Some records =
***

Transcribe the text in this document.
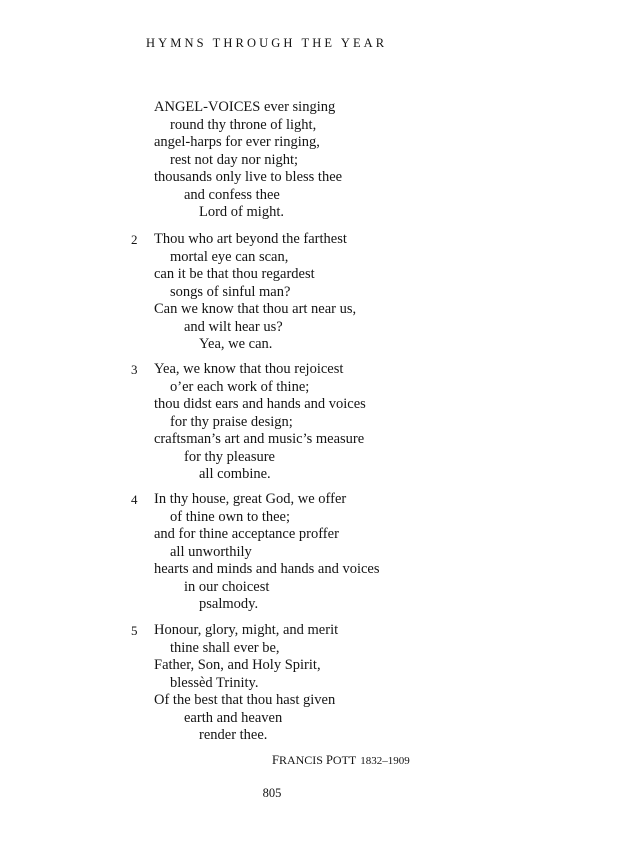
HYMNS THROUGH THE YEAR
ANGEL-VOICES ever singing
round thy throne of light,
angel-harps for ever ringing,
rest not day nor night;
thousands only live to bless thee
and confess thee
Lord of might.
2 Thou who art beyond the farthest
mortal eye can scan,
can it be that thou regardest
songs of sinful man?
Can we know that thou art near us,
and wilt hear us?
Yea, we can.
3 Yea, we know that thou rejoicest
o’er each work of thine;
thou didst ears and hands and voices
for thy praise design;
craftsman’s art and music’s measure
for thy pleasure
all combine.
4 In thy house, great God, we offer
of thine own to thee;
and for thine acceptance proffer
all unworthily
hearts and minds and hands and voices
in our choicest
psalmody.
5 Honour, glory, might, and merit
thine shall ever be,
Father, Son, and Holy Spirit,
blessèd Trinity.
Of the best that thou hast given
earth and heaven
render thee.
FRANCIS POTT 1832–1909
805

***

Task = Exclude the images and reproduce the remaining data exactly.

Task solution =
Transcribe the text in this document.
HYMNS THROUGH THE YEAR
ANGEL-VOICES ever singing
round thy throne of light,
angel-harps for ever ringing,
rest not day nor night;
thousands only live to bless thee
and confess thee
Lord of might.
2 Thou who art beyond the farthest
mortal eye can scan,
can it be that thou regardest
songs of sinful man?
Can we know that thou art near us,
and wilt hear us?
Yea, we can.
3 Yea, we know that thou rejoicest
o’er each work of thine;
thou didst ears and hands and voices
for thy praise design;
craftsman’s art and music’s measure
for thy pleasure
all combine.
4 In thy house, great God, we offer
of thine own to thee;
and for thine acceptance proffer
all unworthily
hearts and minds and hands and voices
in our choicest
psalmody.
5 Honour, glory, might, and merit
thine shall ever be,
Father, Son, and Holy Spirit,
blessèd Trinity.
Of the best that thou hast given
earth and heaven
render thee.
FRANCIS POTT 1832–1909
805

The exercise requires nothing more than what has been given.